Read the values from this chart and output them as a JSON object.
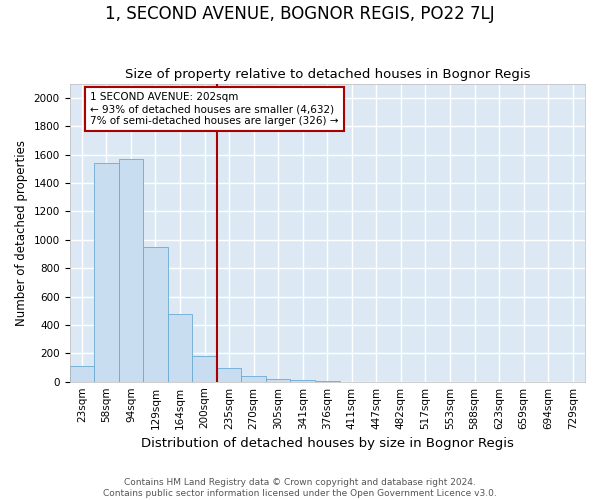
{
  "title": "1, SECOND AVENUE, BOGNOR REGIS, PO22 7LJ",
  "subtitle": "Size of property relative to detached houses in Bognor Regis",
  "xlabel": "Distribution of detached houses by size in Bognor Regis",
  "ylabel": "Number of detached properties",
  "footer_line1": "Contains HM Land Registry data © Crown copyright and database right 2024.",
  "footer_line2": "Contains public sector information licensed under the Open Government Licence v3.0.",
  "bar_values": [
    110,
    1540,
    1570,
    950,
    480,
    180,
    95,
    40,
    20,
    10,
    5
  ],
  "n_total_bins": 21,
  "bin_labels": [
    "23sqm",
    "58sqm",
    "94sqm",
    "129sqm",
    "164sqm",
    "200sqm",
    "235sqm",
    "270sqm",
    "305sqm",
    "341sqm",
    "376sqm",
    "411sqm",
    "447sqm",
    "482sqm",
    "517sqm",
    "553sqm",
    "588sqm",
    "623sqm",
    "659sqm",
    "694sqm",
    "729sqm"
  ],
  "bar_color": "#c9ddf0",
  "bar_edge_color": "#6aaad4",
  "plot_bg_color": "#dce9f5",
  "fig_bg_color": "#ffffff",
  "grid_color": "#ffffff",
  "vline_color": "#aa0000",
  "vline_x": 5.5,
  "annotation_text": "1 SECOND AVENUE: 202sqm\n← 93% of detached houses are smaller (4,632)\n7% of semi-detached houses are larger (326) →",
  "annotation_box_color": "#aa0000",
  "ylim": [
    0,
    2100
  ],
  "yticks": [
    0,
    200,
    400,
    600,
    800,
    1000,
    1200,
    1400,
    1600,
    1800,
    2000
  ],
  "title_fontsize": 12,
  "subtitle_fontsize": 9.5,
  "xlabel_fontsize": 9.5,
  "ylabel_fontsize": 8.5,
  "tick_fontsize": 7.5,
  "annot_fontsize": 7.5,
  "footer_fontsize": 6.5
}
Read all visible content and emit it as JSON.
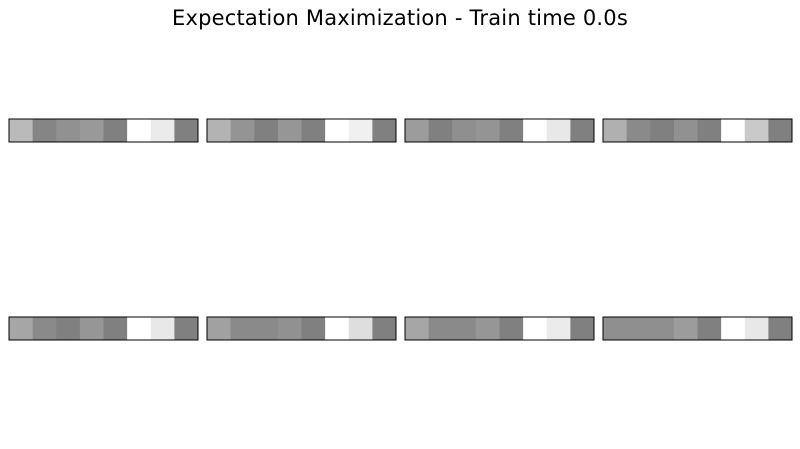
{
  "title": "Expectation Maximization - Train time 0.0s",
  "chart_data": {
    "type": "heatmap",
    "title": "Expectation Maximization - Train time 0.0s",
    "colormap": "gray",
    "grid": false,
    "axes_visible": false,
    "layout": {
      "rows": 2,
      "cols": 4
    },
    "panels": [
      {
        "values": [
          0.73,
          0.52,
          0.57,
          0.6,
          0.5,
          1.0,
          0.92,
          0.5
        ]
      },
      {
        "values": [
          0.7,
          0.58,
          0.5,
          0.59,
          0.5,
          1.0,
          0.94,
          0.5
        ]
      },
      {
        "values": [
          0.61,
          0.5,
          0.56,
          0.58,
          0.5,
          1.0,
          0.91,
          0.5
        ]
      },
      {
        "values": [
          0.69,
          0.54,
          0.5,
          0.57,
          0.5,
          1.0,
          0.79,
          0.5
        ]
      },
      {
        "values": [
          0.65,
          0.54,
          0.5,
          0.59,
          0.5,
          1.0,
          0.91,
          0.5
        ]
      },
      {
        "values": [
          0.63,
          0.54,
          0.54,
          0.57,
          0.5,
          1.0,
          0.87,
          0.5
        ]
      },
      {
        "values": [
          0.65,
          0.54,
          0.54,
          0.59,
          0.5,
          1.0,
          0.92,
          0.5
        ]
      },
      {
        "values": [
          0.56,
          0.56,
          0.56,
          0.61,
          0.5,
          1.0,
          0.91,
          0.5
        ]
      }
    ]
  }
}
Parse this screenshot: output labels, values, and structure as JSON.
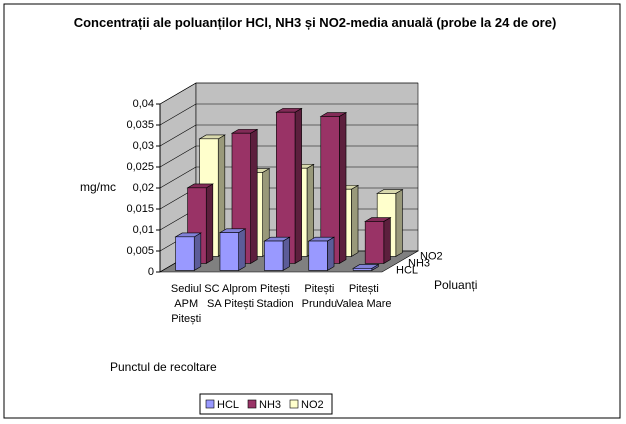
{
  "chart_data": {
    "type": "bar3d",
    "title": "Concentrații ale poluanților HCl, NH3 și NO2-media anuală (probe la 24 de ore)",
    "y_label": "mg/mc",
    "x_label": "Punctul de recoltare",
    "z_label": "Poluanți",
    "categories": [
      "Sediul APM Pitești",
      "SC Alprom SA Pitești",
      "Pitești Stadion",
      "Pitești Prundu",
      "Pitești Valea Mare"
    ],
    "series": [
      {
        "name": "HCL",
        "color": "#9999ff",
        "values": [
          0.008,
          0.009,
          0.007,
          0.007,
          0.0005
        ]
      },
      {
        "name": "NH3",
        "color": "#993366",
        "values": [
          0.018,
          0.031,
          0.036,
          0.035,
          0.01
        ]
      },
      {
        "name": "NO2",
        "color": "#ffffcc",
        "values": [
          0.028,
          0.02,
          0.021,
          0.016,
          0.015
        ]
      }
    ],
    "ylim": [
      0,
      0.04
    ],
    "yticks": [
      0,
      {
        "value": 0.005,
        "label": "0,005"
      },
      {
        "value": 0.01,
        "label": "0,01"
      },
      {
        "value": 0.015,
        "label": "0,015"
      },
      {
        "value": 0.02,
        "label": "0,02"
      },
      {
        "value": 0.025,
        "label": "0,025"
      },
      {
        "value": 0.03,
        "label": "0,03"
      },
      {
        "value": 0.035,
        "label": "0,035"
      },
      {
        "value": 0.04,
        "label": "0,04"
      }
    ],
    "grid": true,
    "legend": "bottom"
  }
}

* [EXERCISE PROMPT]: Reproduce each line word for word and drop the pictures.

* [SOLUTION TO THE EXERCISE]:
Read the values from this chart and output them as a JSON object.
{
  "title": "1, SECOND AVENUE, BOGNOR REGIS, PO22 7LJ",
  "subtitle": "Size of property relative to detached houses in Bognor Regis",
  "xlabel": "Distribution of detached houses by size in Bognor Regis",
  "ylabel": "Number of detached properties",
  "footer_line1": "Contains HM Land Registry data © Crown copyright and database right 2024.",
  "footer_line2": "Contains public sector information licensed under the Open Government Licence v3.0.",
  "bar_values": [
    110,
    1540,
    1570,
    950,
    480,
    180,
    95,
    40,
    20,
    10,
    5
  ],
  "n_total_bins": 21,
  "bin_labels": [
    "23sqm",
    "58sqm",
    "94sqm",
    "129sqm",
    "164sqm",
    "200sqm",
    "235sqm",
    "270sqm",
    "305sqm",
    "341sqm",
    "376sqm",
    "411sqm",
    "447sqm",
    "482sqm",
    "517sqm",
    "553sqm",
    "588sqm",
    "623sqm",
    "659sqm",
    "694sqm",
    "729sqm"
  ],
  "bar_color": "#c9ddf0",
  "bar_edge_color": "#6aaad4",
  "plot_bg_color": "#dce9f5",
  "fig_bg_color": "#ffffff",
  "grid_color": "#ffffff",
  "vline_color": "#aa0000",
  "vline_x": 5.5,
  "annotation_text": "1 SECOND AVENUE: 202sqm\n← 93% of detached houses are smaller (4,632)\n7% of semi-detached houses are larger (326) →",
  "annotation_box_color": "#aa0000",
  "ylim": [
    0,
    2100
  ],
  "yticks": [
    0,
    200,
    400,
    600,
    800,
    1000,
    1200,
    1400,
    1600,
    1800,
    2000
  ],
  "title_fontsize": 12,
  "subtitle_fontsize": 9.5,
  "xlabel_fontsize": 9.5,
  "ylabel_fontsize": 8.5,
  "tick_fontsize": 7.5,
  "annot_fontsize": 7.5,
  "footer_fontsize": 6.5
}
Read all visible content and emit it as JSON.
{
  "title": "Expectation Maximization - Train time 0.0s",
  "chart_data": {
    "type": "heatmap",
    "title": "Expectation Maximization - Train time 0.0s",
    "colormap": "gray",
    "grid": false,
    "axes_visible": false,
    "layout": {
      "rows": 2,
      "cols": 4
    },
    "panels": [
      {
        "values": [
          0.73,
          0.52,
          0.57,
          0.6,
          0.5,
          1.0,
          0.92,
          0.5
        ]
      },
      {
        "values": [
          0.7,
          0.58,
          0.5,
          0.59,
          0.5,
          1.0,
          0.94,
          0.5
        ]
      },
      {
        "values": [
          0.61,
          0.5,
          0.56,
          0.58,
          0.5,
          1.0,
          0.91,
          0.5
        ]
      },
      {
        "values": [
          0.69,
          0.54,
          0.5,
          0.57,
          0.5,
          1.0,
          0.79,
          0.5
        ]
      },
      {
        "values": [
          0.65,
          0.54,
          0.5,
          0.59,
          0.5,
          1.0,
          0.91,
          0.5
        ]
      },
      {
        "values": [
          0.63,
          0.54,
          0.54,
          0.57,
          0.5,
          1.0,
          0.87,
          0.5
        ]
      },
      {
        "values": [
          0.65,
          0.54,
          0.54,
          0.59,
          0.5,
          1.0,
          0.92,
          0.5
        ]
      },
      {
        "values": [
          0.56,
          0.56,
          0.56,
          0.61,
          0.5,
          1.0,
          0.91,
          0.5
        ]
      }
    ]
  }
}
Parse this screenshot: output labels, values, and structure as JSON.
{
  "chart_data": {
    "type": "bar3d",
    "title": "Concentrații ale poluanților HCl, NH3 și NO2-media anuală (probe la 24 de ore)",
    "y_label": "mg/mc",
    "x_label": "Punctul de recoltare",
    "z_label": "Poluanți",
    "categories": [
      "Sediul APM Pitești",
      "SC Alprom SA Pitești",
      "Pitești Stadion",
      "Pitești Prundu",
      "Pitești Valea Mare"
    ],
    "series": [
      {
        "name": "HCL",
        "color": "#9999ff",
        "values": [
          0.008,
          0.009,
          0.007,
          0.007,
          0.0005
        ]
      },
      {
        "name": "NH3",
        "color": "#993366",
        "values": [
          0.018,
          0.031,
          0.036,
          0.035,
          0.01
        ]
      },
      {
        "name": "NO2",
        "color": "#ffffcc",
        "values": [
          0.028,
          0.02,
          0.021,
          0.016,
          0.015
        ]
      }
    ],
    "ylim": [
      0,
      0.04
    ],
    "yticks": [
      0,
      {
        "value": 0.005,
        "label": "0,005"
      },
      {
        "value": 0.01,
        "label": "0,01"
      },
      {
        "value": 0.015,
        "label": "0,015"
      },
      {
        "value": 0.02,
        "label": "0,02"
      },
      {
        "value": 0.025,
        "label": "0,025"
      },
      {
        "value": 0.03,
        "label": "0,03"
      },
      {
        "value": 0.035,
        "label": "0,035"
      },
      {
        "value": 0.04,
        "label": "0,04"
      }
    ],
    "grid": true,
    "legend": "bottom"
  }
}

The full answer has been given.